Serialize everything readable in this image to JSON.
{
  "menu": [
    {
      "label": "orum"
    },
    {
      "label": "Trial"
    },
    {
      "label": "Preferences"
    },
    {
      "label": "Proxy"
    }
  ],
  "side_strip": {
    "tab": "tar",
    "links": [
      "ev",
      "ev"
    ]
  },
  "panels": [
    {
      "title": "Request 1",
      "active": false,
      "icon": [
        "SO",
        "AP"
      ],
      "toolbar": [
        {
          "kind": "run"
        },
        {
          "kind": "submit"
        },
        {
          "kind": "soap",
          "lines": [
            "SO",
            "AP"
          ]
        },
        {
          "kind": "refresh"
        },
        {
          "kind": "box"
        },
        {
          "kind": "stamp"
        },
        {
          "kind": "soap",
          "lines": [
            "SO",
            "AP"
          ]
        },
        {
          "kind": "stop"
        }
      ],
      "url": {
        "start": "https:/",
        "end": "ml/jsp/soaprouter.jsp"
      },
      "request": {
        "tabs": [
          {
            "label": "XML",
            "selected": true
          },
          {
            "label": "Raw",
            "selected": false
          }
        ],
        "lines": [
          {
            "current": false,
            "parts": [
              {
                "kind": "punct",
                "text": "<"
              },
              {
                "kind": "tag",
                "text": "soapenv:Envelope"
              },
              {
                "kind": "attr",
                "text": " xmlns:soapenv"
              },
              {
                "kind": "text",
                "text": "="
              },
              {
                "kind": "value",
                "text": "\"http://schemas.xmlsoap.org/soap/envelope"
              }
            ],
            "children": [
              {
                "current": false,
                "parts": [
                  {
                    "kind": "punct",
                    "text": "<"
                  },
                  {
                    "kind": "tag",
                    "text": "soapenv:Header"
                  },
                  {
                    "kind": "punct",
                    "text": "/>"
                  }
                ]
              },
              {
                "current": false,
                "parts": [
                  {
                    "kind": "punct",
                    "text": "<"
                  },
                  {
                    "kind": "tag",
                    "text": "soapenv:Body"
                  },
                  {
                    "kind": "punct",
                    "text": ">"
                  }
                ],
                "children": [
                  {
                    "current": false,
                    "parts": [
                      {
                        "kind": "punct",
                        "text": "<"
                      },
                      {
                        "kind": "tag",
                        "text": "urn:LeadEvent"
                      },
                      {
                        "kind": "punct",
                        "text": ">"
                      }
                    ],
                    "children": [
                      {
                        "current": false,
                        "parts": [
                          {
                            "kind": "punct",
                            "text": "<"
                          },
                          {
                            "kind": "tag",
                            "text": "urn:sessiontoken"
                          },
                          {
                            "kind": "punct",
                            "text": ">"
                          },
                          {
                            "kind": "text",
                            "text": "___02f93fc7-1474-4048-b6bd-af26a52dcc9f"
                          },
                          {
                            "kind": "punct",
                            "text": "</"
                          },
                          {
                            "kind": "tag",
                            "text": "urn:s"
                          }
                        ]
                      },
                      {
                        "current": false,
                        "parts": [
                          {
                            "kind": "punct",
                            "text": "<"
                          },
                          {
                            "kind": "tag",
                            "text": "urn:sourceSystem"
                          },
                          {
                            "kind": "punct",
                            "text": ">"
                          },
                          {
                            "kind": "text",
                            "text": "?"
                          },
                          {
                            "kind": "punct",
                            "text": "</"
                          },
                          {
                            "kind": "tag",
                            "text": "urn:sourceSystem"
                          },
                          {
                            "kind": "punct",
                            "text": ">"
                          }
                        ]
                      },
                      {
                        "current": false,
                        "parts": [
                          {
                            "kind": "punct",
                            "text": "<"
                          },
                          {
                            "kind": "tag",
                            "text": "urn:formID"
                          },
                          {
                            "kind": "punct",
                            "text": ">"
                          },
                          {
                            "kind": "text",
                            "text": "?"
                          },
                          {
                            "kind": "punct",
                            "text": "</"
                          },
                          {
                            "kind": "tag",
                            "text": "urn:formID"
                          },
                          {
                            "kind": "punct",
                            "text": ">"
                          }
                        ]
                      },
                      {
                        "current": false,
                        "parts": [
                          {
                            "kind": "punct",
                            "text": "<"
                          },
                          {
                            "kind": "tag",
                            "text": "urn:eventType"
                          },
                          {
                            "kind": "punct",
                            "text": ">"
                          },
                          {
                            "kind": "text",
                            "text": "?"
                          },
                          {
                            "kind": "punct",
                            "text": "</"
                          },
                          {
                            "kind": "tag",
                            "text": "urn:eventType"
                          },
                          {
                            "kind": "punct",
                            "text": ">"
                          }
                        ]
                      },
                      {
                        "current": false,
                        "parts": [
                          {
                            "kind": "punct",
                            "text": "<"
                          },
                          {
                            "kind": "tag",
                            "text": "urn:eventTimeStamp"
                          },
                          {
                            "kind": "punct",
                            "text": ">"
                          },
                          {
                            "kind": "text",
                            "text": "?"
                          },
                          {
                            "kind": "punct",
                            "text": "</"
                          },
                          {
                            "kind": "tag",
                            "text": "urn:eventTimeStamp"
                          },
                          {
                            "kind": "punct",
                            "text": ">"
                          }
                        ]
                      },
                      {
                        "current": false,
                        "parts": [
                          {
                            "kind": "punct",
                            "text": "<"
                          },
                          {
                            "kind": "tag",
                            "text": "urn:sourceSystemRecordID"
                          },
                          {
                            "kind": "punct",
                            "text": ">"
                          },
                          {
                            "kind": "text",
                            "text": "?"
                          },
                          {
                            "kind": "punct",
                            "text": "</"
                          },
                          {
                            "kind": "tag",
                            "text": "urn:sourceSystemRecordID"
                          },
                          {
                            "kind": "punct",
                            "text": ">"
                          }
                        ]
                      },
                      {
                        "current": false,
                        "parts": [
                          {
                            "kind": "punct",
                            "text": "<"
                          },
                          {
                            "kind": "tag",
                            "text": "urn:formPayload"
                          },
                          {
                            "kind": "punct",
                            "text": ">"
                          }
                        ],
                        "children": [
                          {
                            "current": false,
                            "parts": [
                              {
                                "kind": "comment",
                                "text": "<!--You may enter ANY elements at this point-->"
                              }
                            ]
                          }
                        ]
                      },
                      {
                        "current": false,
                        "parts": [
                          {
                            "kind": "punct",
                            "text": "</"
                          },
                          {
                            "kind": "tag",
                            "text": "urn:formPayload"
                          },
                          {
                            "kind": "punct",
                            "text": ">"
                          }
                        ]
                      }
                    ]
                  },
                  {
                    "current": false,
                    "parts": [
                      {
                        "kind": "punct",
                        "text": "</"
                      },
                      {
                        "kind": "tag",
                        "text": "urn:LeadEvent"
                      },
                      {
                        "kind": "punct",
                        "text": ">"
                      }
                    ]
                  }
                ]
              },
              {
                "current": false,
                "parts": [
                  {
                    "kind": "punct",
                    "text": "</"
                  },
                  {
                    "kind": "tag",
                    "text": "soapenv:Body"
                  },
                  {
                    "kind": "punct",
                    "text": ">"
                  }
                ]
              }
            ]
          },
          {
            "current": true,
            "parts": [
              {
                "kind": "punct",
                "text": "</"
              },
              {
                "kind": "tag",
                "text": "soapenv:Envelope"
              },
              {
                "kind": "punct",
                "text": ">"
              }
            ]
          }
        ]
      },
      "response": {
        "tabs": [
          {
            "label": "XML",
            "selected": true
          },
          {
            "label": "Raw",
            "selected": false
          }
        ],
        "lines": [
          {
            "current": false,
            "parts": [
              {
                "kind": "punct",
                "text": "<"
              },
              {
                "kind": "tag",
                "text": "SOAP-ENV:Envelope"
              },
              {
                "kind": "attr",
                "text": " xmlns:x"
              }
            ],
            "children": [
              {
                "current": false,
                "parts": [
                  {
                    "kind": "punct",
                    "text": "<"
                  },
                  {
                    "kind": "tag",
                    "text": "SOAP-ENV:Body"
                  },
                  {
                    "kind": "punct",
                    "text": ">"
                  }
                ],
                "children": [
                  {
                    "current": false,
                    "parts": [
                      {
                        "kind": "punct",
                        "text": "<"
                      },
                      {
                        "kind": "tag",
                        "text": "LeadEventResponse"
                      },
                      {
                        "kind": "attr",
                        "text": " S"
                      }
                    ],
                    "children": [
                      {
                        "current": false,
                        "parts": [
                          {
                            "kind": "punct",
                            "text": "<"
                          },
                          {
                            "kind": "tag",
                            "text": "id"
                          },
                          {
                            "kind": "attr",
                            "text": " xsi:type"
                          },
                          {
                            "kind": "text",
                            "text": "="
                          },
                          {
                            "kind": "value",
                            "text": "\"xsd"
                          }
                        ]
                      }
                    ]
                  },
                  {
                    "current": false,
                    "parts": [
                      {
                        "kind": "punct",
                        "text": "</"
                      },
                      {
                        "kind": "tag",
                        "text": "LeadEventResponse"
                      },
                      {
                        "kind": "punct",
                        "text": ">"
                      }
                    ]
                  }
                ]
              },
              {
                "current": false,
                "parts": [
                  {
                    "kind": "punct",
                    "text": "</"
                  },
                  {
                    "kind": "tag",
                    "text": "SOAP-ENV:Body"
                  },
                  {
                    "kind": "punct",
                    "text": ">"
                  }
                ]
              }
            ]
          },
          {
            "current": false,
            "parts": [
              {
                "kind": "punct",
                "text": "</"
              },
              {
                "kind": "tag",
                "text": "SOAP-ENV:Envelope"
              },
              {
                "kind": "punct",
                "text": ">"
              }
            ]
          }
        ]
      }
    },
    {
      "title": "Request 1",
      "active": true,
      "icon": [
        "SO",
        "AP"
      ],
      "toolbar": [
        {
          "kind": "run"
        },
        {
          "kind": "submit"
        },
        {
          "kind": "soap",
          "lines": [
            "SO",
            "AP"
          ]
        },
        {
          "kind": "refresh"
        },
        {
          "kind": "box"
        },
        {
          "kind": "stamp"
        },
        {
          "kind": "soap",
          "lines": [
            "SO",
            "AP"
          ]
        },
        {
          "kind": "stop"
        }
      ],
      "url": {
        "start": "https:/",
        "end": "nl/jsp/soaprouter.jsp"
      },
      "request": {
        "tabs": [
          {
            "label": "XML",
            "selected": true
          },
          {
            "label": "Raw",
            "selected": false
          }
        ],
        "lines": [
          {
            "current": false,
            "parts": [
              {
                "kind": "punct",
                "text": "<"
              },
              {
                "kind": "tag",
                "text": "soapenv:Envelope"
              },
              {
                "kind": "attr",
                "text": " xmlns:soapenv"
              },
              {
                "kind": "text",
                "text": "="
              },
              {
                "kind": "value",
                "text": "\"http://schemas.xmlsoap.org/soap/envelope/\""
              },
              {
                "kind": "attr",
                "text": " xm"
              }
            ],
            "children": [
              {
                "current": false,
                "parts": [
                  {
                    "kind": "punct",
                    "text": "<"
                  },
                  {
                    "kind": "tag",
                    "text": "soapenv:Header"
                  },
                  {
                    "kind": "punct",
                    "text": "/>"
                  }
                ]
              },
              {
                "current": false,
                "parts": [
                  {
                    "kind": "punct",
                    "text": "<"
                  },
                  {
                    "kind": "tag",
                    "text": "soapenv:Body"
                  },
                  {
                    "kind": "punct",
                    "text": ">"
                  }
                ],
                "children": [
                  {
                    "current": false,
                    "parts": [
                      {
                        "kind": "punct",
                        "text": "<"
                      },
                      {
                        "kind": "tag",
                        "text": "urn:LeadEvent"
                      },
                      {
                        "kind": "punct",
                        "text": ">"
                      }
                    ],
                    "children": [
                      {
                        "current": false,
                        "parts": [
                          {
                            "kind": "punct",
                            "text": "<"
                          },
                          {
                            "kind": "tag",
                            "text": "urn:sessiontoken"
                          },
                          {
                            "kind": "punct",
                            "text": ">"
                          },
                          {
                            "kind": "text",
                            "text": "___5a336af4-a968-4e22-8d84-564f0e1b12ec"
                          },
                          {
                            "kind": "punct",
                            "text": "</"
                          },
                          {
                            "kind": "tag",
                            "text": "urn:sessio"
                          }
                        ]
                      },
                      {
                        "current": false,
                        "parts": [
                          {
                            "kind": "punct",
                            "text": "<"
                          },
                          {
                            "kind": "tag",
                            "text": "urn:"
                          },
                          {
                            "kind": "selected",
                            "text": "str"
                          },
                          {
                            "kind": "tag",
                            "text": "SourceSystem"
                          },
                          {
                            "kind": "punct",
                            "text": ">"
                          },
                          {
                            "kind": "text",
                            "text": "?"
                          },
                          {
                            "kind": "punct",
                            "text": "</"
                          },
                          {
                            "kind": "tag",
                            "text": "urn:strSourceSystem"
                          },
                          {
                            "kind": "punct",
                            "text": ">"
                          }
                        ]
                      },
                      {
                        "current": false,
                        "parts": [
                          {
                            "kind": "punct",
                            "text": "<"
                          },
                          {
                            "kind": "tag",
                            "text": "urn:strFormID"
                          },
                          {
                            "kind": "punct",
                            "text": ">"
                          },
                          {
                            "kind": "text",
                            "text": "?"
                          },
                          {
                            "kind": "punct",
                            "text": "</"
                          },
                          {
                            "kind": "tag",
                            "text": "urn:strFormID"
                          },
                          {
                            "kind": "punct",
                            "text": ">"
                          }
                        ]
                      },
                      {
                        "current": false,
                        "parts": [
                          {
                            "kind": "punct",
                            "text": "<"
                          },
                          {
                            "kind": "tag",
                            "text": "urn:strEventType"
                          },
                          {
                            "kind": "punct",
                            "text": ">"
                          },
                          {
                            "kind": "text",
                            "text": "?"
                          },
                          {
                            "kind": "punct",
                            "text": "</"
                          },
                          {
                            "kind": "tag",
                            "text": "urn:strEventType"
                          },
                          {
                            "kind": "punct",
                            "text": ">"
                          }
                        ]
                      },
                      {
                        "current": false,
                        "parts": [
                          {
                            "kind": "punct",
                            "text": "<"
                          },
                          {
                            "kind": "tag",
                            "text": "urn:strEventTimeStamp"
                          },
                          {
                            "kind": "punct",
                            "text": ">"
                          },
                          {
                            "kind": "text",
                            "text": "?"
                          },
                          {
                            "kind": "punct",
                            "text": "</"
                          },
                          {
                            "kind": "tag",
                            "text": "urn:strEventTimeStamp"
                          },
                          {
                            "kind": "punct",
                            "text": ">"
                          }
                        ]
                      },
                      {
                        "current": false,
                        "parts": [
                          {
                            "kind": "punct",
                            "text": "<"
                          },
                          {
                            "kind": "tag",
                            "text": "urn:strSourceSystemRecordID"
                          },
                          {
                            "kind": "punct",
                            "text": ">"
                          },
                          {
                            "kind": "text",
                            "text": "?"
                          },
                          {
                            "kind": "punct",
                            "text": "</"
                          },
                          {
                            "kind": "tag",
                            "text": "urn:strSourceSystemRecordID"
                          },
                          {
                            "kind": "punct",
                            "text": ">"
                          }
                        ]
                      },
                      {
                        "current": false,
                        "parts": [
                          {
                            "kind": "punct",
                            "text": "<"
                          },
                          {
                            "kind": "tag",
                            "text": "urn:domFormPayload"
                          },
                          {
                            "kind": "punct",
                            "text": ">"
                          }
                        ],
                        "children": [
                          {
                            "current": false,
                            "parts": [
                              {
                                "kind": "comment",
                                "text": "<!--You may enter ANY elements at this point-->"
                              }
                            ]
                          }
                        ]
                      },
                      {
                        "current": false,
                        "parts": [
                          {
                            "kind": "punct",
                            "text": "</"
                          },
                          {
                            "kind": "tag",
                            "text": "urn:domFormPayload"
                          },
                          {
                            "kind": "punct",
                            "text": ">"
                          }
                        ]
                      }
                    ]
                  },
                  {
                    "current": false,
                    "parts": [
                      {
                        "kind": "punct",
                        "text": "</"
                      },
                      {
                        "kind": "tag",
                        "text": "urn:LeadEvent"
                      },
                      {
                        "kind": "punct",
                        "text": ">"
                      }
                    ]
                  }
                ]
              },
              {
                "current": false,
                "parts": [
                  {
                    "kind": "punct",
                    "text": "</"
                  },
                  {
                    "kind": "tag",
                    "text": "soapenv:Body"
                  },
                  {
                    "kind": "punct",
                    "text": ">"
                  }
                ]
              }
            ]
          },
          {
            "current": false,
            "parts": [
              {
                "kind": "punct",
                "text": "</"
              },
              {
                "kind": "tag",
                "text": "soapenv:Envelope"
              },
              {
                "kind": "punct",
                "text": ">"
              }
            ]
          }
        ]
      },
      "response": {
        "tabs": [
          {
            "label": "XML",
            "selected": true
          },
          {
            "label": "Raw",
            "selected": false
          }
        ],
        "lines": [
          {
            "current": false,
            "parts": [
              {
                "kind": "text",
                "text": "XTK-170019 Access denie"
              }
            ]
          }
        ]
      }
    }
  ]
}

---

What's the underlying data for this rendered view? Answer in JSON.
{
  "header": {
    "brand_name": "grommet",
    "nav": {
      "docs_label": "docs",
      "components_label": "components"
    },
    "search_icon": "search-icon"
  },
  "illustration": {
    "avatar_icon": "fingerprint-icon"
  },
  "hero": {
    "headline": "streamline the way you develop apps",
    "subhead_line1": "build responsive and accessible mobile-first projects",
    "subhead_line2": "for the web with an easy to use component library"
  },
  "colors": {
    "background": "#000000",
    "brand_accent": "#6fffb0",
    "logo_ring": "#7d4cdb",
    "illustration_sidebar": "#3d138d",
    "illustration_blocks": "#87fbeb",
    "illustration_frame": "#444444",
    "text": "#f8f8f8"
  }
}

---

### Objective
Where a line of the data holds "xmlsoap", show that line.

### Result for this task
                "text": "\"http://schemas.xmlsoap.org/soap/envelope"
                "text": "\"http://schemas.xmlsoap.org/soap/envelope/\""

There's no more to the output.